Saved data entries:
[Start]

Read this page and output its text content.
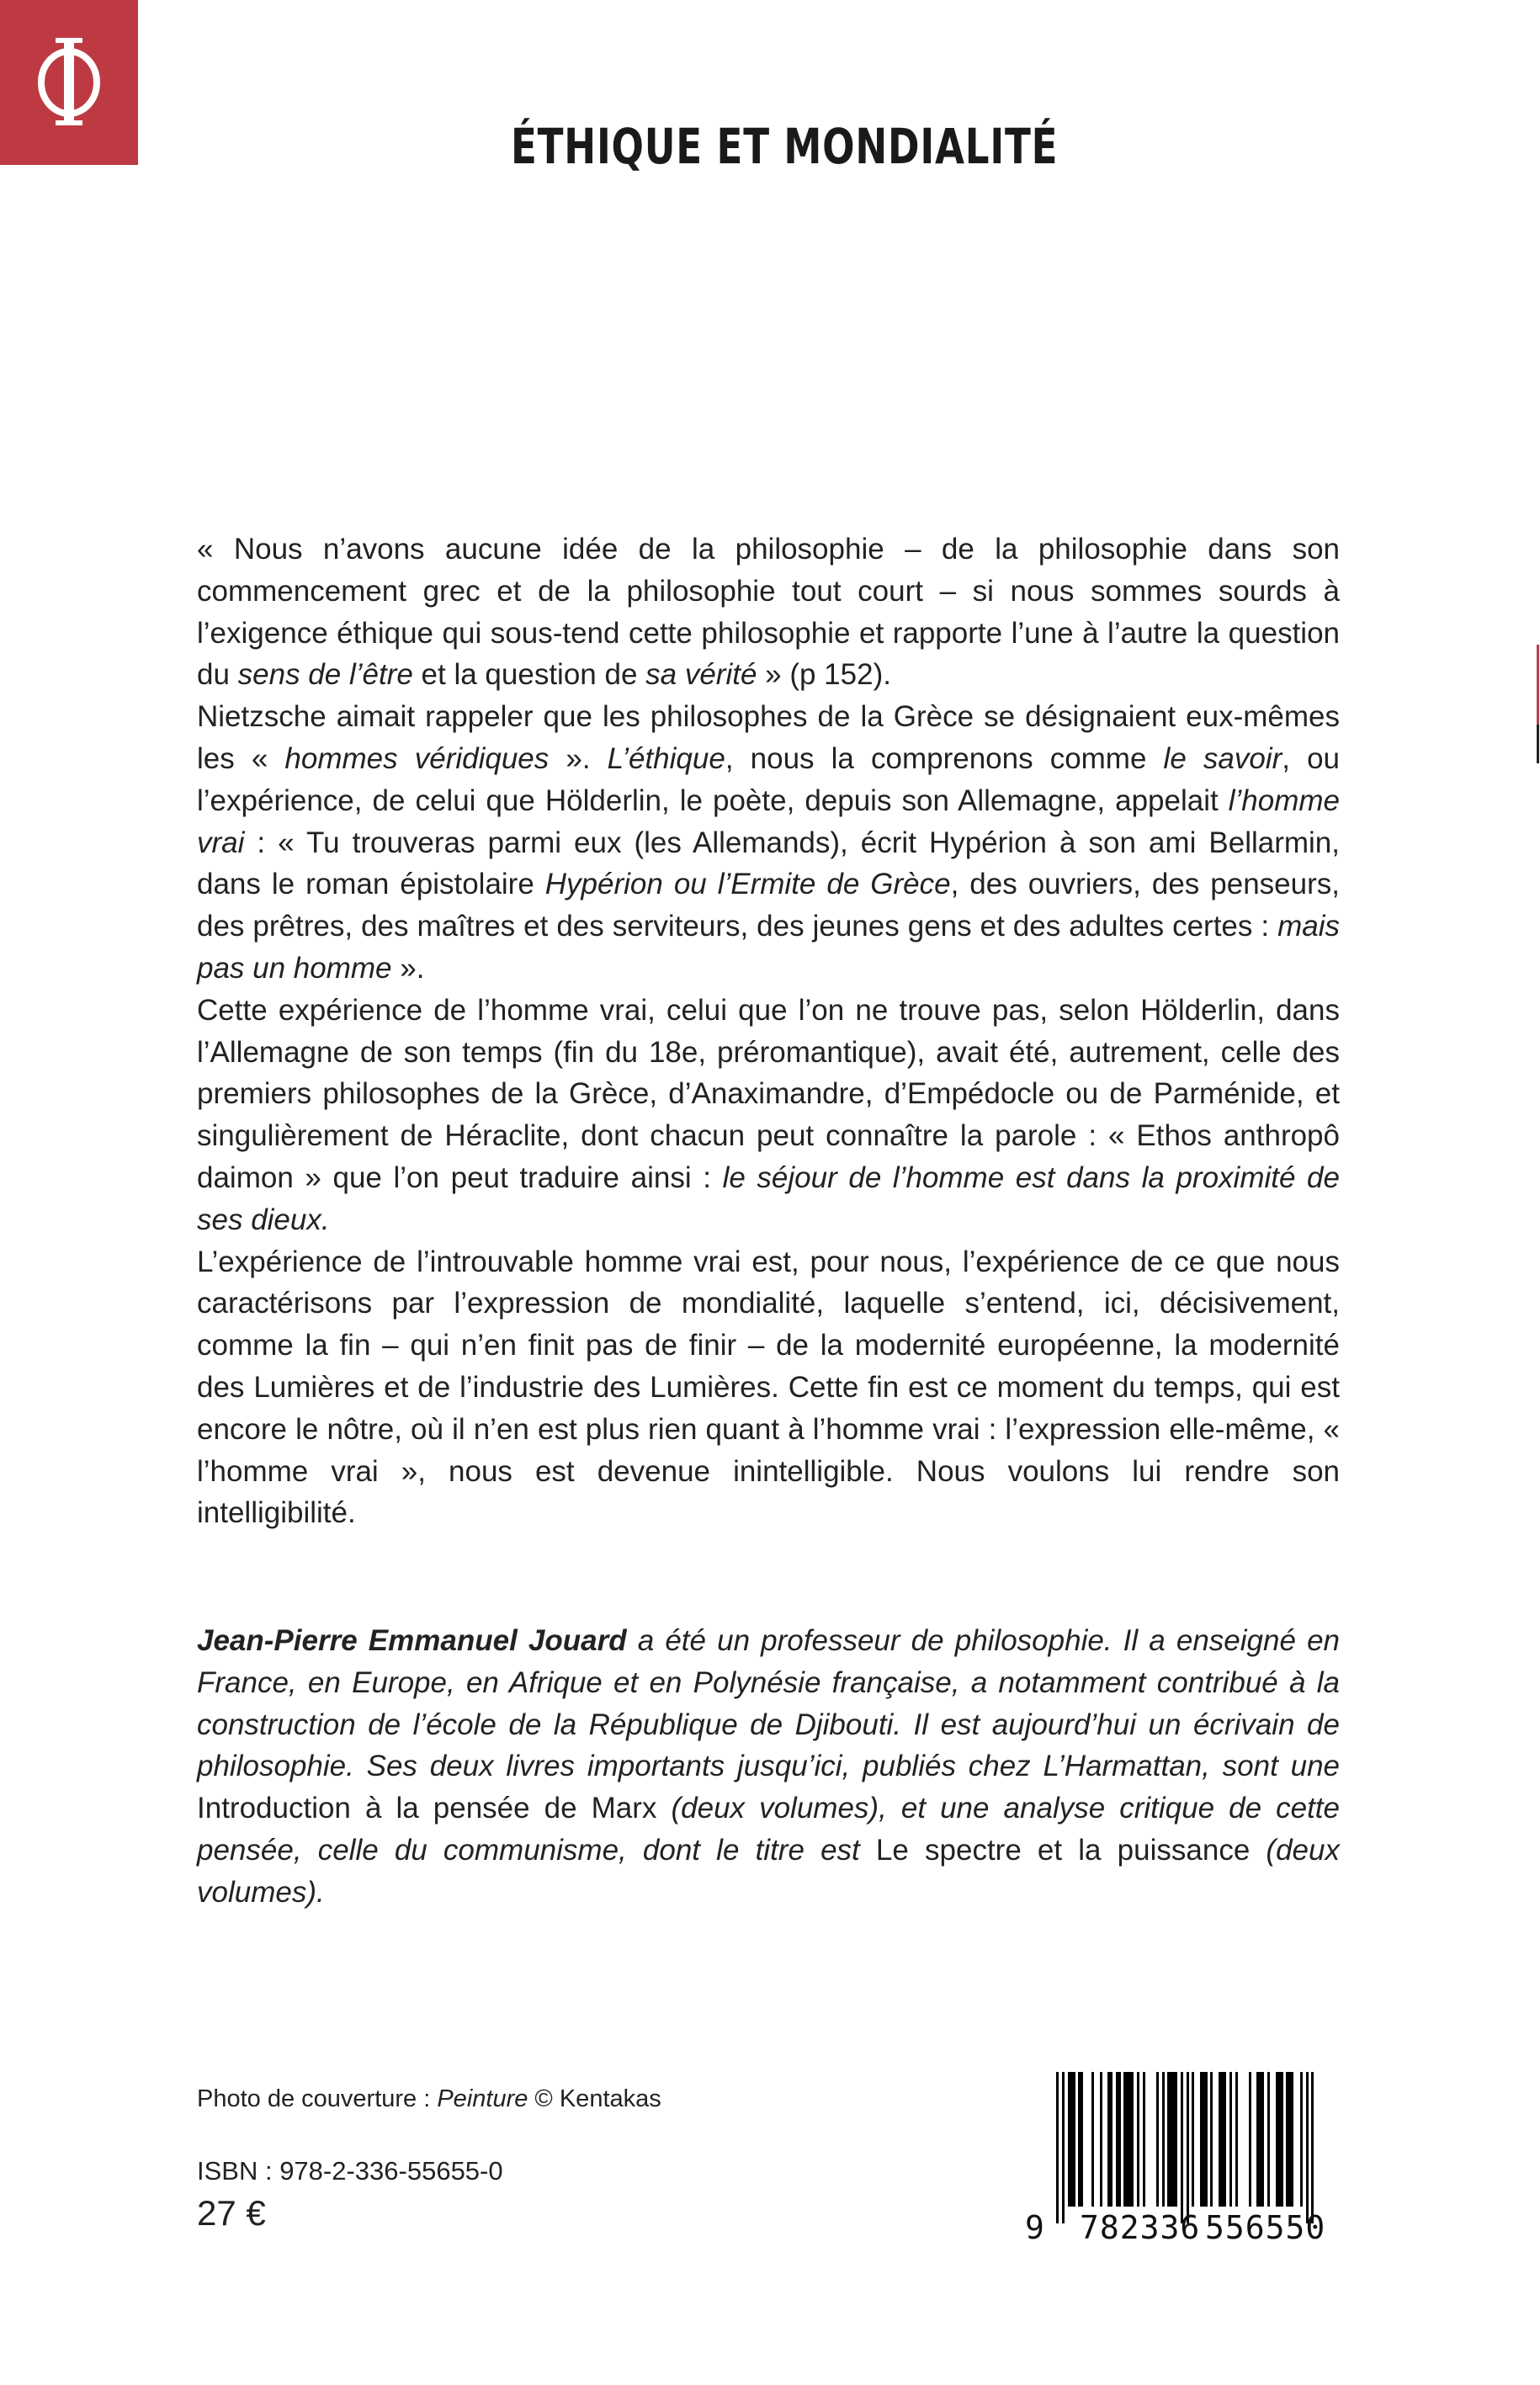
ÉTHIQUE ET MONDIALITÉ

« Nous n’avons aucune idée de la philosophie – de la philosophie dans son commencement grec et de la philosophie tout court – si nous sommes sourds à l’exigence éthique qui sous-tend cette philosophie et rapporte l’une à l’autre la question du sens de l’être et la question de sa vérité » (p 152).

Nietzsche aimait rappeler que les philosophes de la Grèce se désignaient eux-mêmes les « hommes véridiques ». L’éthique, nous la comprenons comme le savoir, ou l’expérience, de celui que Hölderlin, le poète, depuis son Allemagne, appelait l’homme vrai : « Tu trouveras parmi eux (les Allemands), écrit Hypérion à son ami Bellarmin, dans le roman épistolaire Hypérion ou l’Ermite de Grèce, des ouvriers, des penseurs, des prêtres, des maîtres et des serviteurs, des jeunes gens et des adultes certes : mais pas un homme ».

Cette expérience de l’homme vrai, celui que l’on ne trouve pas, selon Hölderlin, dans l’Allemagne de son temps (fin du 18e, préromantique), avait été, autrement, celle des premiers philosophes de la Grèce, d’Anaximandre, d’Empédocle ou de Parménide, et singulièrement de Héraclite, dont chacun peut connaître la parole : « Ethos anthropô daimon » que l’on peut traduire ainsi : le séjour de l’homme est dans la proximité de ses dieux.

L’expérience de l’introuvable homme vrai est, pour nous, l’expérience de ce que nous caractérisons par l’expression de mondialité, laquelle s’entend, ici, décisivement, comme la fin – qui n’en finit pas de finir – de la modernité européenne, la modernité des Lumières et de l’industrie des Lumières. Cette fin est ce moment du temps, qui est encore le nôtre, où il n’en est plus rien quant à l’homme vrai : l’expression elle-même, « l’homme vrai », nous est devenue inintelligible. Nous voulons lui rendre son intelligibilité.

Jean-Pierre Emmanuel Jouard a été un professeur de philosophie. Il a enseigné en France, en Europe, en Afrique et en Polynésie française, a notamment contribué à la construction de l’école de la République de Djibouti. Il est aujourd’hui un écrivain de philosophie. Ses deux livres importants jusqu’ici, publiés chez L’Harmattan, sont une Introduction à la pensée de Marx (deux volumes), et une analyse critique de cette pensée, celle du communisme, dont le titre est Le spectre et la puissance (deux volumes).
Photo de couverture : Peinture © Kentakas
ISBN : 978-2-336-55655-0
27 €	9 782336 556550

[End]

Exercise goal: Each record above is to be restated exactly, with its pictures removed from the copy.

In response:
Read this page and output its text content.
ÉTHIQUE ET MONDIALITÉ

« Nous n’avons aucune idée de la philosophie – de la philosophie dans son commencement grec et de la philosophie tout court – si nous sommes sourds à l’exigence éthique qui sous-tend cette philosophie et rapporte l’une à l’autre la question du sens de l’être et la question de sa vérité » (p 152).

Nietzsche aimait rappeler que les philosophes de la Grèce se désignaient eux-mêmes les « hommes véridiques ». L’éthique, nous la comprenons comme le savoir, ou l’expérience, de celui que Hölderlin, le poète, depuis son Allemagne, appelait l’homme vrai : « Tu trouveras parmi eux (les Allemands), écrit Hypérion à son ami Bellarmin, dans le roman épistolaire Hypérion ou l’Ermite de Grèce, des ouvriers, des penseurs, des prêtres, des maîtres et des serviteurs, des jeunes gens et des adultes certes : mais pas un homme ».

Cette expérience de l’homme vrai, celui que l’on ne trouve pas, selon Hölderlin, dans l’Allemagne de son temps (fin du 18e, préromantique), avait été, autrement, celle des premiers philosophes de la Grèce, d’Anaximandre, d’Empédocle ou de Parménide, et singulièrement de Héraclite, dont chacun peut connaître la parole : « Ethos anthropô daimon » que l’on peut traduire ainsi : le séjour de l’homme est dans la proximité de ses dieux.

L’expérience de l’introuvable homme vrai est, pour nous, l’expérience de ce que nous caractérisons par l’expression de mondialité, laquelle s’entend, ici, décisivement, comme la fin – qui n’en finit pas de finir – de la modernité européenne, la modernité des Lumières et de l’industrie des Lumières. Cette fin est ce moment du temps, qui est encore le nôtre, où il n’en est plus rien quant à l’homme vrai : l’expression elle-même, « l’homme vrai », nous est devenue inintelligible. Nous voulons lui rendre son intelligibilité.

Jean-Pierre Emmanuel Jouard a été un professeur de philosophie. Il a enseigné en France, en Europe, en Afrique et en Polynésie française, a notamment contribué à la construction de l’école de la République de Djibouti. Il est aujourd’hui un écrivain de philosophie. Ses deux livres importants jusqu’ici, publiés chez L’Harmattan, sont une Introduction à la pensée de Marx (deux volumes), et une analyse critique de cette pensée, celle du communisme, dont le titre est Le spectre et la puissance (deux volumes).
Photo de couverture : Peinture © Kentakas
ISBN : 978-2-336-55655-0
27 €	9 782336 556550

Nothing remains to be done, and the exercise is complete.